# Exercise requirements
Without the pictures, repeat the listing character for character.

# Task input
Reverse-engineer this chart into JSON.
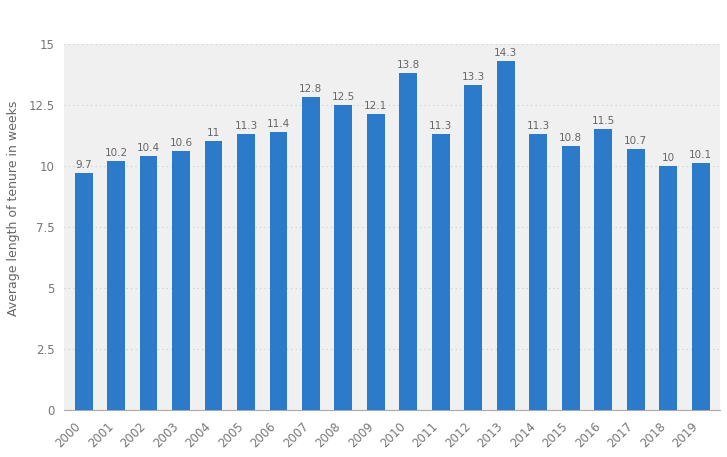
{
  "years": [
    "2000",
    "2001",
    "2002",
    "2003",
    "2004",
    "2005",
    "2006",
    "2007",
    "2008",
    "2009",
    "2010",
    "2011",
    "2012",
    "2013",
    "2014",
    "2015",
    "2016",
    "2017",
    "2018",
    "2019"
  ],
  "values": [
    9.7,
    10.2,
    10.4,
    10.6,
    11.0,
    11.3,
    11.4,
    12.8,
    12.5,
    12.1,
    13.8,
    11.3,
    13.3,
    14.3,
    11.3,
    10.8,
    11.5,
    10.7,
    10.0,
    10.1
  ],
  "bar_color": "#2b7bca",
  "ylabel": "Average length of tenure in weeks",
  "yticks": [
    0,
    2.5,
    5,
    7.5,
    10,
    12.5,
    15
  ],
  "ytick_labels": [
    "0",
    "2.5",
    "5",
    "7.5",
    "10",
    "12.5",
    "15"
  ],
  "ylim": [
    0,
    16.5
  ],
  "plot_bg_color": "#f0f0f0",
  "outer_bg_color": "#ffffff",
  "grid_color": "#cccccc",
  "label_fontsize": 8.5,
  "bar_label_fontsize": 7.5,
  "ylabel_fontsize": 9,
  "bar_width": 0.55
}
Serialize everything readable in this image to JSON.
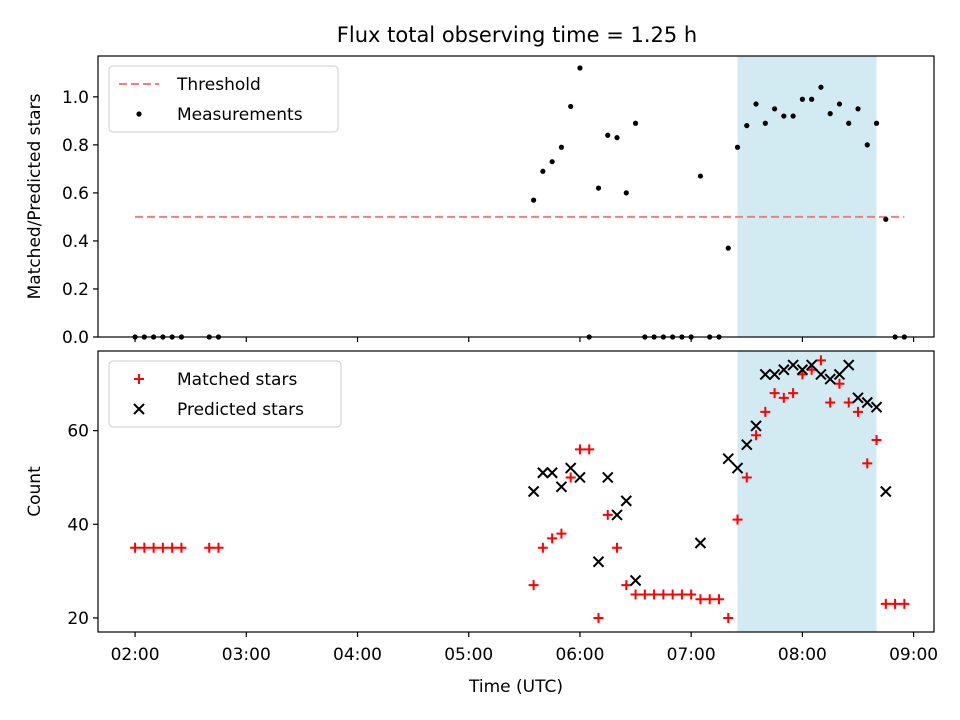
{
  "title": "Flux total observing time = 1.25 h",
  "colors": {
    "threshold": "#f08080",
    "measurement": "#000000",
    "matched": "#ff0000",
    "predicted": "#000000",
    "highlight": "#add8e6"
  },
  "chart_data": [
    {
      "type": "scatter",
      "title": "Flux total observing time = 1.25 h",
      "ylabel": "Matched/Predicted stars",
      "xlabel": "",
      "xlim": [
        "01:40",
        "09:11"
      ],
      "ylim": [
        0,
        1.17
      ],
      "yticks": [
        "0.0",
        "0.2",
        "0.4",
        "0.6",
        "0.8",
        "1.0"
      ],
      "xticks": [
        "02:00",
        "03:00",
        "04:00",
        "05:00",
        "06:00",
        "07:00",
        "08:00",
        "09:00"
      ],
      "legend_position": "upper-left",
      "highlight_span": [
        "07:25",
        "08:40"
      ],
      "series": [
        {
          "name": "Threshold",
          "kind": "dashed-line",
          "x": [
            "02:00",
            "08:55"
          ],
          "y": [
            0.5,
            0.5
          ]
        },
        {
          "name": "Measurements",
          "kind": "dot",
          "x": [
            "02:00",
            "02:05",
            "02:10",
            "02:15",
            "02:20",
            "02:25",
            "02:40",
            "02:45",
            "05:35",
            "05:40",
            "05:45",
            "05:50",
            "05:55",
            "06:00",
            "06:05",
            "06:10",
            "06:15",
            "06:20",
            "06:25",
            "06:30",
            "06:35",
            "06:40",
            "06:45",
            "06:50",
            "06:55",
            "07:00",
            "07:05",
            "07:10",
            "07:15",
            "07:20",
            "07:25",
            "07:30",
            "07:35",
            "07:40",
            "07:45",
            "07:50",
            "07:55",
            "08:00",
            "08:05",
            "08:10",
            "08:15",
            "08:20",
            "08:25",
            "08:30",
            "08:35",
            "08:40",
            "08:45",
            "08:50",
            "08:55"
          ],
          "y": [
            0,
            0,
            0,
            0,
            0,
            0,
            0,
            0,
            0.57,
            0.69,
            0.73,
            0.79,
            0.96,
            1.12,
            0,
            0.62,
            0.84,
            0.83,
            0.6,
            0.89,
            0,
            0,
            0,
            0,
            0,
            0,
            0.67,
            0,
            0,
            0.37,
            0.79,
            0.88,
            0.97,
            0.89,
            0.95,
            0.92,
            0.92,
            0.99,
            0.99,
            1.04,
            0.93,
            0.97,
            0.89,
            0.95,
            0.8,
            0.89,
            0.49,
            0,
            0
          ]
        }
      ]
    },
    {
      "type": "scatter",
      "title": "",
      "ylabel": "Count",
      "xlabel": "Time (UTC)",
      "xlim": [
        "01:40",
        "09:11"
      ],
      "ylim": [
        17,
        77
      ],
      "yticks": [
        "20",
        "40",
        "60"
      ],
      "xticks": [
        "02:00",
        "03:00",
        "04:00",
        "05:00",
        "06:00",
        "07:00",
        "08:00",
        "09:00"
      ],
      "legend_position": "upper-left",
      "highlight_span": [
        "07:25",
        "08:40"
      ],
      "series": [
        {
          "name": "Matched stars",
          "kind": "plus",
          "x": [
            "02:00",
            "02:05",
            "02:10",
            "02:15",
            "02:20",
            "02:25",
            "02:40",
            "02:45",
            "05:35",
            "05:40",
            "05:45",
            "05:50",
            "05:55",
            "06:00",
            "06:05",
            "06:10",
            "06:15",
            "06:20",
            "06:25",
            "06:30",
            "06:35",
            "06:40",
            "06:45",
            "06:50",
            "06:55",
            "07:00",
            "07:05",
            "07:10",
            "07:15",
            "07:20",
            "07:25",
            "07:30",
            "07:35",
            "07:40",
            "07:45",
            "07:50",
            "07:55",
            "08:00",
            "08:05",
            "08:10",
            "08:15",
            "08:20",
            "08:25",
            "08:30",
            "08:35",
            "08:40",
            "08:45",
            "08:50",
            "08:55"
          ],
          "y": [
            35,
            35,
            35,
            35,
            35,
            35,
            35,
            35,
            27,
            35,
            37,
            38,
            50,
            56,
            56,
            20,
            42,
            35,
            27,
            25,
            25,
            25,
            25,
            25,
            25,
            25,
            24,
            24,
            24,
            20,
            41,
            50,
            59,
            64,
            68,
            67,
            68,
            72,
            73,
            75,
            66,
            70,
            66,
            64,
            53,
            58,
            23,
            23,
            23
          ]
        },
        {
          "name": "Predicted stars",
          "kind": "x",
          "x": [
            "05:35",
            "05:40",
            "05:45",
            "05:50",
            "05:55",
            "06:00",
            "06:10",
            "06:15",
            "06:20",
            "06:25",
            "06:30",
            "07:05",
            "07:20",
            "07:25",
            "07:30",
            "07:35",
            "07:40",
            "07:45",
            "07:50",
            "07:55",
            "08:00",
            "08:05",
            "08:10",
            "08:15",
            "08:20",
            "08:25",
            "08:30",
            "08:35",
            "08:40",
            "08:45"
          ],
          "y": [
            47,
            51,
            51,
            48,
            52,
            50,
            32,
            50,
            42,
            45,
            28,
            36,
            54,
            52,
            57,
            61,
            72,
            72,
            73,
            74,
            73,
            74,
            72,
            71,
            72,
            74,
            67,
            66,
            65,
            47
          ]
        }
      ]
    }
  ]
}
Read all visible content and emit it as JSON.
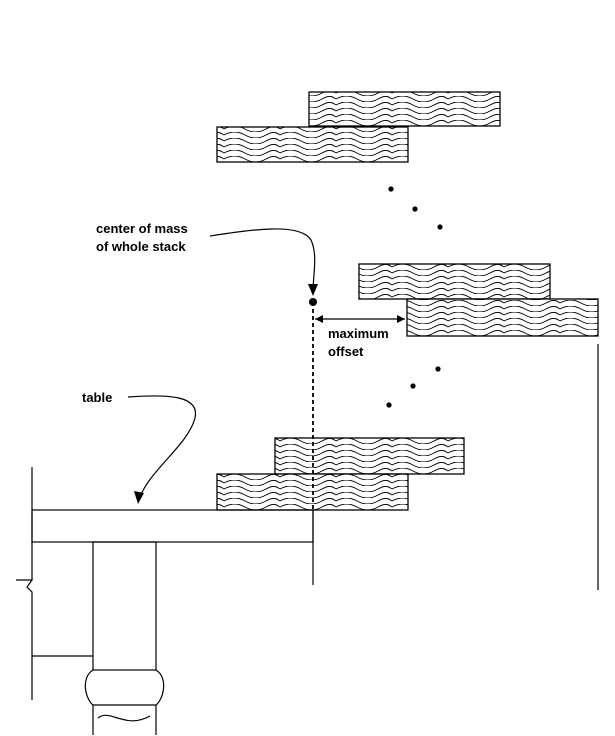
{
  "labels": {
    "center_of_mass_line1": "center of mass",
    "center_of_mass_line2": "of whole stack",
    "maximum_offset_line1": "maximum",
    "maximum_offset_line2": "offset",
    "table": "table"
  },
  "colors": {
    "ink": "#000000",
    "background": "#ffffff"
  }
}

# Written solution
Reverse-engineer this chart into JSON.
{
  "years": [
    "2000",
    "2001",
    "2002",
    "2003",
    "2004",
    "2005",
    "2006",
    "2007",
    "2008",
    "2009",
    "2010",
    "2011",
    "2012",
    "2013",
    "2014",
    "2015",
    "2016",
    "2017",
    "2018",
    "2019"
  ],
  "values": [
    9.7,
    10.2,
    10.4,
    10.6,
    11.0,
    11.3,
    11.4,
    12.8,
    12.5,
    12.1,
    13.8,
    11.3,
    13.3,
    14.3,
    11.3,
    10.8,
    11.5,
    10.7,
    10.0,
    10.1
  ],
  "bar_color": "#2b7bca",
  "ylabel": "Average length of tenure in weeks",
  "yticks": [
    0,
    2.5,
    5,
    7.5,
    10,
    12.5,
    15
  ],
  "ytick_labels": [
    "0",
    "2.5",
    "5",
    "7.5",
    "10",
    "12.5",
    "15"
  ],
  "ylim": [
    0,
    16.5
  ],
  "plot_bg_color": "#f0f0f0",
  "outer_bg_color": "#ffffff",
  "grid_color": "#cccccc",
  "label_fontsize": 8.5,
  "bar_label_fontsize": 7.5,
  "ylabel_fontsize": 9,
  "bar_width": 0.55
}
Serialize everything readable in this image to JSON.
{
  "title": "Flux total observing time = 1.25 h",
  "colors": {
    "threshold": "#f08080",
    "measurement": "#000000",
    "matched": "#ff0000",
    "predicted": "#000000",
    "highlight": "#add8e6"
  },
  "chart_data": [
    {
      "type": "scatter",
      "title": "Flux total observing time = 1.25 h",
      "ylabel": "Matched/Predicted stars",
      "xlabel": "",
      "xlim": [
        "01:40",
        "09:11"
      ],
      "ylim": [
        0,
        1.17
      ],
      "yticks": [
        "0.0",
        "0.2",
        "0.4",
        "0.6",
        "0.8",
        "1.0"
      ],
      "xticks": [
        "02:00",
        "03:00",
        "04:00",
        "05:00",
        "06:00",
        "07:00",
        "08:00",
        "09:00"
      ],
      "legend_position": "upper-left",
      "highlight_span": [
        "07:25",
        "08:40"
      ],
      "series": [
        {
          "name": "Threshold",
          "kind": "dashed-line",
          "x": [
            "02:00",
            "08:55"
          ],
          "y": [
            0.5,
            0.5
          ]
        },
        {
          "name": "Measurements",
          "kind": "dot",
          "x": [
            "02:00",
            "02:05",
            "02:10",
            "02:15",
            "02:20",
            "02:25",
            "02:40",
            "02:45",
            "05:35",
            "05:40",
            "05:45",
            "05:50",
            "05:55",
            "06:00",
            "06:05",
            "06:10",
            "06:15",
            "06:20",
            "06:25",
            "06:30",
            "06:35",
            "06:40",
            "06:45",
            "06:50",
            "06:55",
            "07:00",
            "07:05",
            "07:10",
            "07:15",
            "07:20",
            "07:25",
            "07:30",
            "07:35",
            "07:40",
            "07:45",
            "07:50",
            "07:55",
            "08:00",
            "08:05",
            "08:10",
            "08:15",
            "08:20",
            "08:25",
            "08:30",
            "08:35",
            "08:40",
            "08:45",
            "08:50",
            "08:55"
          ],
          "y": [
            0,
            0,
            0,
            0,
            0,
            0,
            0,
            0,
            0.57,
            0.69,
            0.73,
            0.79,
            0.96,
            1.12,
            0,
            0.62,
            0.84,
            0.83,
            0.6,
            0.89,
            0,
            0,
            0,
            0,
            0,
            0,
            0.67,
            0,
            0,
            0.37,
            0.79,
            0.88,
            0.97,
            0.89,
            0.95,
            0.92,
            0.92,
            0.99,
            0.99,
            1.04,
            0.93,
            0.97,
            0.89,
            0.95,
            0.8,
            0.89,
            0.49,
            0,
            0
          ]
        }
      ]
    },
    {
      "type": "scatter",
      "title": "",
      "ylabel": "Count",
      "xlabel": "Time (UTC)",
      "xlim": [
        "01:40",
        "09:11"
      ],
      "ylim": [
        17,
        77
      ],
      "yticks": [
        "20",
        "40",
        "60"
      ],
      "xticks": [
        "02:00",
        "03:00",
        "04:00",
        "05:00",
        "06:00",
        "07:00",
        "08:00",
        "09:00"
      ],
      "legend_position": "upper-left",
      "highlight_span": [
        "07:25",
        "08:40"
      ],
      "series": [
        {
          "name": "Matched stars",
          "kind": "plus",
          "x": [
            "02:00",
            "02:05",
            "02:10",
            "02:15",
            "02:20",
            "02:25",
            "02:40",
            "02:45",
            "05:35",
            "05:40",
            "05:45",
            "05:50",
            "05:55",
            "06:00",
            "06:05",
            "06:10",
            "06:15",
            "06:20",
            "06:25",
            "06:30",
            "06:35",
            "06:40",
            "06:45",
            "06:50",
            "06:55",
            "07:00",
            "07:05",
            "07:10",
            "07:15",
            "07:20",
            "07:25",
            "07:30",
            "07:35",
            "07:40",
            "07:45",
            "07:50",
            "07:55",
            "08:00",
            "08:05",
            "08:10",
            "08:15",
            "08:20",
            "08:25",
            "08:30",
            "08:35",
            "08:40",
            "08:45",
            "08:50",
            "08:55"
          ],
          "y": [
            35,
            35,
            35,
            35,
            35,
            35,
            35,
            35,
            27,
            35,
            37,
            38,
            50,
            56,
            56,
            20,
            42,
            35,
            27,
            25,
            25,
            25,
            25,
            25,
            25,
            25,
            24,
            24,
            24,
            20,
            41,
            50,
            59,
            64,
            68,
            67,
            68,
            72,
            73,
            75,
            66,
            70,
            66,
            64,
            53,
            58,
            23,
            23,
            23
          ]
        },
        {
          "name": "Predicted stars",
          "kind": "x",
          "x": [
            "05:35",
            "05:40",
            "05:45",
            "05:50",
            "05:55",
            "06:00",
            "06:10",
            "06:15",
            "06:20",
            "06:25",
            "06:30",
            "07:05",
            "07:20",
            "07:25",
            "07:30",
            "07:35",
            "07:40",
            "07:45",
            "07:50",
            "07:55",
            "08:00",
            "08:05",
            "08:10",
            "08:15",
            "08:20",
            "08:25",
            "08:30",
            "08:35",
            "08:40",
            "08:45"
          ],
          "y": [
            47,
            51,
            51,
            48,
            52,
            50,
            32,
            50,
            42,
            45,
            28,
            36,
            54,
            52,
            57,
            61,
            72,
            72,
            73,
            74,
            73,
            74,
            72,
            71,
            72,
            74,
            67,
            66,
            65,
            47
          ]
        }
      ]
    }
  ]
}
Read all visible content and emit it as JSON.
{
  "labels": {
    "center_of_mass_line1": "center of mass",
    "center_of_mass_line2": "of whole stack",
    "maximum_offset_line1": "maximum",
    "maximum_offset_line2": "offset",
    "table": "table"
  },
  "colors": {
    "ink": "#000000",
    "background": "#ffffff"
  }
}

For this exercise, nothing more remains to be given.